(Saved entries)
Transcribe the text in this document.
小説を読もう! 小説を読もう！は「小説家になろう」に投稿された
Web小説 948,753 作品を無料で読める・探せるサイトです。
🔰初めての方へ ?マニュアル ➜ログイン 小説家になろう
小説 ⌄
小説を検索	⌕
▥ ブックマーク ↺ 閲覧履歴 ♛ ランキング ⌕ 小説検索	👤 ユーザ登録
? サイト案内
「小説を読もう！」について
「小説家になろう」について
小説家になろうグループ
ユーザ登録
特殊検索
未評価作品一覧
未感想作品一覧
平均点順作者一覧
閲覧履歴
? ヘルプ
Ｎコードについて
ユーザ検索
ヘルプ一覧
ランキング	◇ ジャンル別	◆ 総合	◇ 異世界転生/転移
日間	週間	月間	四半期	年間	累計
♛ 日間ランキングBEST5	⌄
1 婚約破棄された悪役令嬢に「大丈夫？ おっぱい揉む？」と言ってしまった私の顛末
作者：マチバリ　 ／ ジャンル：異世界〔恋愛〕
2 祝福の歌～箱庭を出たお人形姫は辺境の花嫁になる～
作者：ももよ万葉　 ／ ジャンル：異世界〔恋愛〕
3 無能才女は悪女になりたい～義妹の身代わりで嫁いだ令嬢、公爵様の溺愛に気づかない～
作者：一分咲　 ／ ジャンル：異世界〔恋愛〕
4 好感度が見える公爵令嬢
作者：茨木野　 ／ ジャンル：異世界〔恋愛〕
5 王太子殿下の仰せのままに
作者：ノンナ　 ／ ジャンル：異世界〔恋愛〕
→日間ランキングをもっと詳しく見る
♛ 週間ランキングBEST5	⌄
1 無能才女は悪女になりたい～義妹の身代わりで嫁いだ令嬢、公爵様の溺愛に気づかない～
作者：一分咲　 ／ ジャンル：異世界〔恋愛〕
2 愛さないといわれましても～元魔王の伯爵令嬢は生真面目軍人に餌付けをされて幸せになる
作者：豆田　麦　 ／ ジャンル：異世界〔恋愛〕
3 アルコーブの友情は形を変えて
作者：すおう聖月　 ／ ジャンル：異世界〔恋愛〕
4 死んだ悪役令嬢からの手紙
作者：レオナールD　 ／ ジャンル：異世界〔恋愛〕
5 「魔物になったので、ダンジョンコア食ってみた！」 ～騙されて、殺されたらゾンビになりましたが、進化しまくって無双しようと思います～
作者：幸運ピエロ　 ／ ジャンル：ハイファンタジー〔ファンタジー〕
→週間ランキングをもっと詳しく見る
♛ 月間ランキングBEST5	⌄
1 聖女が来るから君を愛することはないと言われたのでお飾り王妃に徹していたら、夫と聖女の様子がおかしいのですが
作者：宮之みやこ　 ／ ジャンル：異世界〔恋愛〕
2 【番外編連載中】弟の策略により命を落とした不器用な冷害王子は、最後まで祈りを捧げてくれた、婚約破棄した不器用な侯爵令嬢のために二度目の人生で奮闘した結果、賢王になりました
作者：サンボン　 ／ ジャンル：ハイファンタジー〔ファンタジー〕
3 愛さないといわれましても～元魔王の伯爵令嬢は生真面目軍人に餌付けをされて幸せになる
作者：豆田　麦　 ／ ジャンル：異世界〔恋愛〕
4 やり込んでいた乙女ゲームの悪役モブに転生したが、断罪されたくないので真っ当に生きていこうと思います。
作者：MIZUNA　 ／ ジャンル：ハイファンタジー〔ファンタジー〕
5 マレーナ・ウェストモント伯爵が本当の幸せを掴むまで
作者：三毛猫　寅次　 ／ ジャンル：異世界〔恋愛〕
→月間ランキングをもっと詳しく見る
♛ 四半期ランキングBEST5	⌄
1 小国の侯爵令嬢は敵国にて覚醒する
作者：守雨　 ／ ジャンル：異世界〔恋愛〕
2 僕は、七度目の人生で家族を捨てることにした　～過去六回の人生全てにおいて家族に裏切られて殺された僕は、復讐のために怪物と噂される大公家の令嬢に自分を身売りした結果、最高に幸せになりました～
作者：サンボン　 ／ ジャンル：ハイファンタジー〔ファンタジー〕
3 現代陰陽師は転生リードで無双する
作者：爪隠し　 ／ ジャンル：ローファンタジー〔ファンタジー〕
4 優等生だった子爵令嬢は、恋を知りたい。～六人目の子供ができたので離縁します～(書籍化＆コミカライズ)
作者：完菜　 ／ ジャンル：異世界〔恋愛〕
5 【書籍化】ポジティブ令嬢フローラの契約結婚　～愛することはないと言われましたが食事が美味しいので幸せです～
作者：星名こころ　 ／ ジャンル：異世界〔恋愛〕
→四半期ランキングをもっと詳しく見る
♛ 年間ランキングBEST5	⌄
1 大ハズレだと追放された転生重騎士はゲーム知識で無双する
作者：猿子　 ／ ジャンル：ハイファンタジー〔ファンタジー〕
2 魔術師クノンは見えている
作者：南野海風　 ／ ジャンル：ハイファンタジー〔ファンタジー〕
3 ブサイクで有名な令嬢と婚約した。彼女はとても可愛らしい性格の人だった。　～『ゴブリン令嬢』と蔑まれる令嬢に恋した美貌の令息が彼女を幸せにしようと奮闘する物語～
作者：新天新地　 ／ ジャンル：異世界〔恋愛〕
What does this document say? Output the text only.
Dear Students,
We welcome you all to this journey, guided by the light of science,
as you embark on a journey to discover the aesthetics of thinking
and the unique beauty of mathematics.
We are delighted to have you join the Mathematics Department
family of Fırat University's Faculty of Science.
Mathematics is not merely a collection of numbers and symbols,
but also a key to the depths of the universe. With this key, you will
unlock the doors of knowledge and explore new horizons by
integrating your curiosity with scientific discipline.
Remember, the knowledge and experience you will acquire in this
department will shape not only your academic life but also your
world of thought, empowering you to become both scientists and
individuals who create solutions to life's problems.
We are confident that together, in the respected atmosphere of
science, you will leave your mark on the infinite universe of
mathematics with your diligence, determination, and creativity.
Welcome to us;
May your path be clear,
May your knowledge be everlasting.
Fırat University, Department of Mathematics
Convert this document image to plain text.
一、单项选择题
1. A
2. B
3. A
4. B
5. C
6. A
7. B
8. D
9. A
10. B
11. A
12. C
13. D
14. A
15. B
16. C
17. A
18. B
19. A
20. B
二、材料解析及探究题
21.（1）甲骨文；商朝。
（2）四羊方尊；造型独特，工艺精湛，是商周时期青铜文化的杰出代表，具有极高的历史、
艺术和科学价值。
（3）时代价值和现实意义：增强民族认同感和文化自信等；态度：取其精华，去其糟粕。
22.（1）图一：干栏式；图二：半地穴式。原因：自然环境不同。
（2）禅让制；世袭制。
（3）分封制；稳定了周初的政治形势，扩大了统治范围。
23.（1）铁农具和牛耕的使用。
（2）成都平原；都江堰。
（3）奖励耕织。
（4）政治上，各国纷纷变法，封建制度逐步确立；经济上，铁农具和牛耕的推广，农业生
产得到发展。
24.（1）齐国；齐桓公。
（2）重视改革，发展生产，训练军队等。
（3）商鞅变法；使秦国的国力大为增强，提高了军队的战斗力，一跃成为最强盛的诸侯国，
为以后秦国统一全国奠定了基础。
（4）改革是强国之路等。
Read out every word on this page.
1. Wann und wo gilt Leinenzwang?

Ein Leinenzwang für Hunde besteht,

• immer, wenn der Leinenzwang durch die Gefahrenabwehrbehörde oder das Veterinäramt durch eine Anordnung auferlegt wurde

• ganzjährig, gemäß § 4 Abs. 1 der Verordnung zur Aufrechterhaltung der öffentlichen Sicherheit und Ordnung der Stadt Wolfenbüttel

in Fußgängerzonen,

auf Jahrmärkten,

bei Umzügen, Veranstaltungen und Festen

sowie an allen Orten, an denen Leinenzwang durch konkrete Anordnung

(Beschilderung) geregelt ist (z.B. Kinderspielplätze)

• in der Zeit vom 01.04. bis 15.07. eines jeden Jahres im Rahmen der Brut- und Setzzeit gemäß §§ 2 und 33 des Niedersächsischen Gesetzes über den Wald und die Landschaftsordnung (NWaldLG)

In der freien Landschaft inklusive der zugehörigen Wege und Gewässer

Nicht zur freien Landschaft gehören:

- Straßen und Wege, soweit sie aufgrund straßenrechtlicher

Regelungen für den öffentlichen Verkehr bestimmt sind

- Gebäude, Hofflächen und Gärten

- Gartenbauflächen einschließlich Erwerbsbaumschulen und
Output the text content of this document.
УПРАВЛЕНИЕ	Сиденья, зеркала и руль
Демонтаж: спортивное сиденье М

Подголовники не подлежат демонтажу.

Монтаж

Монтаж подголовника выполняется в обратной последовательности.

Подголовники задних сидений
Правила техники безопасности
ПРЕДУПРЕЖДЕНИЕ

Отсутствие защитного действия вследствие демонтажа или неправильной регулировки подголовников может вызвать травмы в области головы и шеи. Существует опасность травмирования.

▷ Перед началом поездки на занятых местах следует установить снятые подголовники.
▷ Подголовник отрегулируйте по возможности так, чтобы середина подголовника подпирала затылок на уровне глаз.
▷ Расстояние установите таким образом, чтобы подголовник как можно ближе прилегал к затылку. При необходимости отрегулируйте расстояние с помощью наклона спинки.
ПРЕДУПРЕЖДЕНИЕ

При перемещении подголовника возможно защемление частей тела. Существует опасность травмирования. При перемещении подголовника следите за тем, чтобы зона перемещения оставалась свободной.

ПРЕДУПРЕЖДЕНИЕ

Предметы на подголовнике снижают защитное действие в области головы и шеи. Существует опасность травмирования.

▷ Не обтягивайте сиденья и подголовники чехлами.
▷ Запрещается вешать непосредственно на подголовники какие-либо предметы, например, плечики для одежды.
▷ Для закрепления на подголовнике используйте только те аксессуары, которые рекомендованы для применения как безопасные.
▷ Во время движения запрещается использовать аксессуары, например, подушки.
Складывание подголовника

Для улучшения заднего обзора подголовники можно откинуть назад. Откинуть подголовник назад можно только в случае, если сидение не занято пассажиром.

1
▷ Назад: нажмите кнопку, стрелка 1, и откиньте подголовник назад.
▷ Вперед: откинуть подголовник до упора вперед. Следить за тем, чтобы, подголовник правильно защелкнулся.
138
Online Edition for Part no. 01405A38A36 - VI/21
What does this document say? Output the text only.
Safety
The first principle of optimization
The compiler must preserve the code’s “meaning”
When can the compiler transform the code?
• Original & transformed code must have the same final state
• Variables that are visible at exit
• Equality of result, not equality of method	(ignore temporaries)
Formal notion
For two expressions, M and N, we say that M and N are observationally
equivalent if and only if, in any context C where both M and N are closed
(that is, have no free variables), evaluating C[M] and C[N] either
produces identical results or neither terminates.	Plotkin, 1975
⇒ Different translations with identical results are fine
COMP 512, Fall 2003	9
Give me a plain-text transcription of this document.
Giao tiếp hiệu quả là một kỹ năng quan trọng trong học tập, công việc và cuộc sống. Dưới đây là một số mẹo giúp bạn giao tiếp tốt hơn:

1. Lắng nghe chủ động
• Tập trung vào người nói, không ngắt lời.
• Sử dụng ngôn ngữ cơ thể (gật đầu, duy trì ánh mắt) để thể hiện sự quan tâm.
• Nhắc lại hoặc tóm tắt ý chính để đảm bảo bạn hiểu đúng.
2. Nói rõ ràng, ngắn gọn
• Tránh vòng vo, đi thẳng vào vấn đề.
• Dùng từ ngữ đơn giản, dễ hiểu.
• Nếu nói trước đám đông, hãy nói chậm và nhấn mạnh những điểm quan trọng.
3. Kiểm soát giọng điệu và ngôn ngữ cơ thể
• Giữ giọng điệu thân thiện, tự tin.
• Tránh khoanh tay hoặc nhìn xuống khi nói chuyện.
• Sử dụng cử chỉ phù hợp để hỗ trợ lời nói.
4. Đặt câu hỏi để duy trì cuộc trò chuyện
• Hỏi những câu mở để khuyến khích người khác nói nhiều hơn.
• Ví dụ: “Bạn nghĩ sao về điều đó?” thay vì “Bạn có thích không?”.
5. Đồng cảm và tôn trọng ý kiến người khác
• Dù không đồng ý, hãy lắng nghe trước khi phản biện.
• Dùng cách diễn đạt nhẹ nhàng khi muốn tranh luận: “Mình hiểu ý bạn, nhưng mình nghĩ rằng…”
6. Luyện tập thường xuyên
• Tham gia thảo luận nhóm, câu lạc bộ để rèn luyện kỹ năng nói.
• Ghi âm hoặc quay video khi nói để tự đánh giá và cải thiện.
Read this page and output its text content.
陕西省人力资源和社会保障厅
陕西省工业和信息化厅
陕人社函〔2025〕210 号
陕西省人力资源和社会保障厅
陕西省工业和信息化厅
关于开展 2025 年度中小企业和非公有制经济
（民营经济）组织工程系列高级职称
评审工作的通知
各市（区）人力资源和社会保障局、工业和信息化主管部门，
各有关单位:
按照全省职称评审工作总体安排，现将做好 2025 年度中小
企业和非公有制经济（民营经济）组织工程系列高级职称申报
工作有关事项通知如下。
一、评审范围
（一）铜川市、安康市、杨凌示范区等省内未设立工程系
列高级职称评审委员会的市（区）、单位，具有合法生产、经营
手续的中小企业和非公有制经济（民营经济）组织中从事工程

**Instructions to follow:**
From the line containing "Read this page and output its text content." through the final line of the listing above, retype every line exactly; leave out everything else.

**Result of the task:**
Read this page and output its text content.
陕西省人力资源和社会保障厅
陕西省工业和信息化厅
陕人社函〔2025〕210 号
陕西省人力资源和社会保障厅
陕西省工业和信息化厅
关于开展 2025 年度中小企业和非公有制经济
（民营经济）组织工程系列高级职称
评审工作的通知
各市（区）人力资源和社会保障局、工业和信息化主管部门，
各有关单位:
按照全省职称评审工作总体安排，现将做好 2025 年度中小
企业和非公有制经济（民营经济）组织工程系列高级职称申报
工作有关事项通知如下。
一、评审范围
（一）铜川市、安康市、杨凌示范区等省内未设立工程系
列高级职称评审委员会的市（区）、单位，具有合法生产、经营
手续的中小企业和非公有制经济（民营经济）组织中从事工程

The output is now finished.